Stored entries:

++++++

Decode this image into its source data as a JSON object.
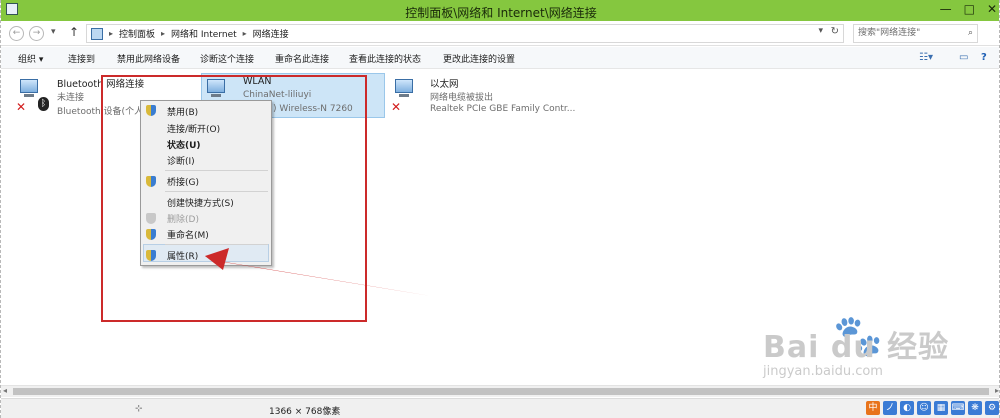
{
  "window": {
    "title": "控制面板\\网络和 Internet\\网络连接",
    "buttons": [
      "—",
      "□",
      "✕"
    ]
  },
  "address": {
    "crumbs": [
      "控制面板",
      "网络和 Internet",
      "网络连接"
    ],
    "search_placeholder": "搜索\"网络连接\""
  },
  "toolbar": {
    "items": [
      "组织 ▾",
      "连接到",
      "禁用此网络设备",
      "诊断这个连接",
      "重命名此连接",
      "查看此连接的状态",
      "更改此连接的设置"
    ]
  },
  "connections": [
    {
      "name": "Bluetooth 网络连接",
      "status": "未连接",
      "device": "Bluetooth 设备(个人"
    },
    {
      "name": "WLAN",
      "status": "ChinaNet-liliuyi",
      "device": ") Wireless-N 7260"
    },
    {
      "name": "以太网",
      "status": "网络电缆被拔出",
      "device": "Realtek PCIe GBE Family Contr..."
    }
  ],
  "context_menu": {
    "items": [
      {
        "label": "禁用(B)",
        "shield": true
      },
      {
        "label": "连接/断开(O)",
        "shield": false
      },
      {
        "label": "状态(U)",
        "shield": false,
        "bold": true
      },
      {
        "label": "诊断(I)",
        "shield": false
      },
      {
        "label": "桥接(G)",
        "shield": true
      },
      {
        "label": "创建快捷方式(S)",
        "shield": false
      },
      {
        "label": "删除(D)",
        "shield": true,
        "disabled": true
      },
      {
        "label": "重命名(M)",
        "shield": true
      },
      {
        "label": "属性(R)",
        "shield": true
      }
    ]
  },
  "statusbar": {
    "dims": "1366 × 768像素"
  },
  "tray": [
    "中",
    "ノ",
    "◐",
    "☺",
    "▦",
    "⌨",
    "❋",
    "⚙"
  ],
  "watermark": {
    "brand": "Bai du 经验",
    "url": "jingyan.baidu.com"
  },
  "colors": {
    "titlebar": "#85c73f",
    "annotation_red": "#cc2a2a",
    "selection": "#cde5f7"
  }
}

++++++

## AIM OF THE TASK
The data should be printed again unchanged; leave its pictures out.

## ANSWER TO THIS PROBLEM
Decode this image into its source data as a JSON object.
{
  "window": {
    "title": "控制面板\\网络和 Internet\\网络连接",
    "buttons": [
      "—",
      "□",
      "✕"
    ]
  },
  "address": {
    "crumbs": [
      "控制面板",
      "网络和 Internet",
      "网络连接"
    ],
    "search_placeholder": "搜索\"网络连接\""
  },
  "toolbar": {
    "items": [
      "组织 ▾",
      "连接到",
      "禁用此网络设备",
      "诊断这个连接",
      "重命名此连接",
      "查看此连接的状态",
      "更改此连接的设置"
    ]
  },
  "connections": [
    {
      "name": "Bluetooth 网络连接",
      "status": "未连接",
      "device": "Bluetooth 设备(个人"
    },
    {
      "name": "WLAN",
      "status": "ChinaNet-liliuyi",
      "device": ") Wireless-N 7260"
    },
    {
      "name": "以太网",
      "status": "网络电缆被拔出",
      "device": "Realtek PCIe GBE Family Contr..."
    }
  ],
  "context_menu": {
    "items": [
      {
        "label": "禁用(B)",
        "shield": true
      },
      {
        "label": "连接/断开(O)",
        "shield": false
      },
      {
        "label": "状态(U)",
        "shield": false,
        "bold": true
      },
      {
        "label": "诊断(I)",
        "shield": false
      },
      {
        "label": "桥接(G)",
        "shield": true
      },
      {
        "label": "创建快捷方式(S)",
        "shield": false
      },
      {
        "label": "删除(D)",
        "shield": true,
        "disabled": true
      },
      {
        "label": "重命名(M)",
        "shield": true
      },
      {
        "label": "属性(R)",
        "shield": true
      }
    ]
  },
  "statusbar": {
    "dims": "1366 × 768像素"
  },
  "tray": [
    "中",
    "ノ",
    "◐",
    "☺",
    "▦",
    "⌨",
    "❋",
    "⚙"
  ],
  "watermark": {
    "brand": "Bai du 经验",
    "url": "jingyan.baidu.com"
  },
  "colors": {
    "titlebar": "#85c73f",
    "annotation_red": "#cc2a2a",
    "selection": "#cde5f7"
  }
}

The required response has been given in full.